• The exercise:
All entries must be extracted exactly, with nothing added or dropped.
— Begin Dataset content —
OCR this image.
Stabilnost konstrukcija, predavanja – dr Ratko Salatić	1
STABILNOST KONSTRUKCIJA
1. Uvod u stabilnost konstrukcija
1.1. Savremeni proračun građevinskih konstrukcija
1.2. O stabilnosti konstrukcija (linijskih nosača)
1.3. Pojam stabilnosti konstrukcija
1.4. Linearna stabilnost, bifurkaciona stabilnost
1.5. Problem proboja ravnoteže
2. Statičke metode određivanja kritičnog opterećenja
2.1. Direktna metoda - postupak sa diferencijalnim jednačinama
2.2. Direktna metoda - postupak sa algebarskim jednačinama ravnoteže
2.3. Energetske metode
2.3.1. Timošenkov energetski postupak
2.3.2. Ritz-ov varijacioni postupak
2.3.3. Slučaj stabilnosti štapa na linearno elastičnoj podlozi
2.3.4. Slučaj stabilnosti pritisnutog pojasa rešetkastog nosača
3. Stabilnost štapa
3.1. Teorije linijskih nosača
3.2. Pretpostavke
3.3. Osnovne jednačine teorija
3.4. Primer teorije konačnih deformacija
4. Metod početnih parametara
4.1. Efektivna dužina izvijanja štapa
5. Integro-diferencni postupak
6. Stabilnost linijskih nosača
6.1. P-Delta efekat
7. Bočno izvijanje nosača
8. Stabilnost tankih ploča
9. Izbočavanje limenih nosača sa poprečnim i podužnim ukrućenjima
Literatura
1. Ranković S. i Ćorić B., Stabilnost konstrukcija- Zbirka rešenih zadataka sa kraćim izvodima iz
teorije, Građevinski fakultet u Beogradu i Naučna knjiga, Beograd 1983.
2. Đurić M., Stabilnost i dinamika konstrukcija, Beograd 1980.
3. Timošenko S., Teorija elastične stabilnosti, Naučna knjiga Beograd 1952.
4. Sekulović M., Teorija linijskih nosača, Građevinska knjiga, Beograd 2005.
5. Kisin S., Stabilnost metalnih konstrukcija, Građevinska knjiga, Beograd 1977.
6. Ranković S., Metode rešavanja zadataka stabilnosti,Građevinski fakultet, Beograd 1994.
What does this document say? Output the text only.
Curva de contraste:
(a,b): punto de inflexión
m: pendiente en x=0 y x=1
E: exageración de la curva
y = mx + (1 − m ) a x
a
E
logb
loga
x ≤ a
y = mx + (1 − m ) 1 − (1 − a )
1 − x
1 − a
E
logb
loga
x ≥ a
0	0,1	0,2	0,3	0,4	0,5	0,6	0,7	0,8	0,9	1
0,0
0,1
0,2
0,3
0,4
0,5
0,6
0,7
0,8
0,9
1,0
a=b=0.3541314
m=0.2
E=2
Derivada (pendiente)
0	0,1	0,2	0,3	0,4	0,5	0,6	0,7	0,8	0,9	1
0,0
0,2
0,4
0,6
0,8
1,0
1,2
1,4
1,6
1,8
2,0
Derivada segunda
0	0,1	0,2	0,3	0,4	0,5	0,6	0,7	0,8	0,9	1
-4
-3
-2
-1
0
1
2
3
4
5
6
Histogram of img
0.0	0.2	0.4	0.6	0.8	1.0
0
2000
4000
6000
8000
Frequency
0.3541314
— End Dataset content —
• Worked solution:
OCR this image.
Stabilnost konstrukcija, predavanja – dr Ratko Salatić	1
STABILNOST KONSTRUKCIJA
1. Uvod u stabilnost konstrukcija
1.1. Savremeni proračun građevinskih konstrukcija
1.2. O stabilnosti konstrukcija (linijskih nosača)
1.3. Pojam stabilnosti konstrukcija
1.4. Linearna stabilnost, bifurkaciona stabilnost
1.5. Problem proboja ravnoteže
2. Statičke metode određivanja kritičnog opterećenja
2.1. Direktna metoda - postupak sa diferencijalnim jednačinama
2.2. Direktna metoda - postupak sa algebarskim jednačinama ravnoteže
2.3. Energetske metode
2.3.1. Timošenkov energetski postupak
2.3.2. Ritz-ov varijacioni postupak
2.3.3. Slučaj stabilnosti štapa na linearno elastičnoj podlozi
2.3.4. Slučaj stabilnosti pritisnutog pojasa rešetkastog nosača
3. Stabilnost štapa
3.1. Teorije linijskih nosača
3.2. Pretpostavke
3.3. Osnovne jednačine teorija
3.4. Primer teorije konačnih deformacija
4. Metod početnih parametara
4.1. Efektivna dužina izvijanja štapa
5. Integro-diferencni postupak
6. Stabilnost linijskih nosača
6.1. P-Delta efekat
7. Bočno izvijanje nosača
8. Stabilnost tankih ploča
9. Izbočavanje limenih nosača sa poprečnim i podužnim ukrućenjima
Literatura
1. Ranković S. i Ćorić B., Stabilnost konstrukcija- Zbirka rešenih zadataka sa kraćim izvodima iz
teorije, Građevinski fakultet u Beogradu i Naučna knjiga, Beograd 1983.
2. Đurić M., Stabilnost i dinamika konstrukcija, Beograd 1980.
3. Timošenko S., Teorija elastične stabilnosti, Naučna knjiga Beograd 1952.
4. Sekulović M., Teorija linijskih nosača, Građevinska knjiga, Beograd 2005.
5. Kisin S., Stabilnost metalnih konstrukcija, Građevinska knjiga, Beograd 1977.
6. Ranković S., Metode rešavanja zadataka stabilnosti,Građevinski fakultet, Beograd 1994.
What does this document say? Output the text only.
Curva de contraste:
(a,b): punto de inflexión
m: pendiente en x=0 y x=1
E: exageración de la curva
y = mx + (1 − m ) a x
a
E
logb
loga
x ≤ a
y = mx + (1 − m ) 1 − (1 − a )
1 − x
1 − a
E
logb
loga
x ≥ a
0	0,1	0,2	0,3	0,4	0,5	0,6	0,7	0,8	0,9	1
0,0
0,1
0,2
0,3
0,4
0,5
0,6
0,7
0,8
0,9
1,0
a=b=0.3541314
m=0.2
E=2
Derivada (pendiente)
0	0,1	0,2	0,3	0,4	0,5	0,6	0,7	0,8	0,9	1
0,0
0,2
0,4
0,6
0,8
1,0
1,2
1,4
1,6
1,8
2,0
Derivada segunda
0	0,1	0,2	0,3	0,4	0,5	0,6	0,7	0,8	0,9	1
-4
-3
-2
-1
0
1
2
3
4
5
6
Histogram of img
0.0	0.2	0.4	0.6	0.8	1.0
0
2000
4000
6000
8000
Frequency
0.3541314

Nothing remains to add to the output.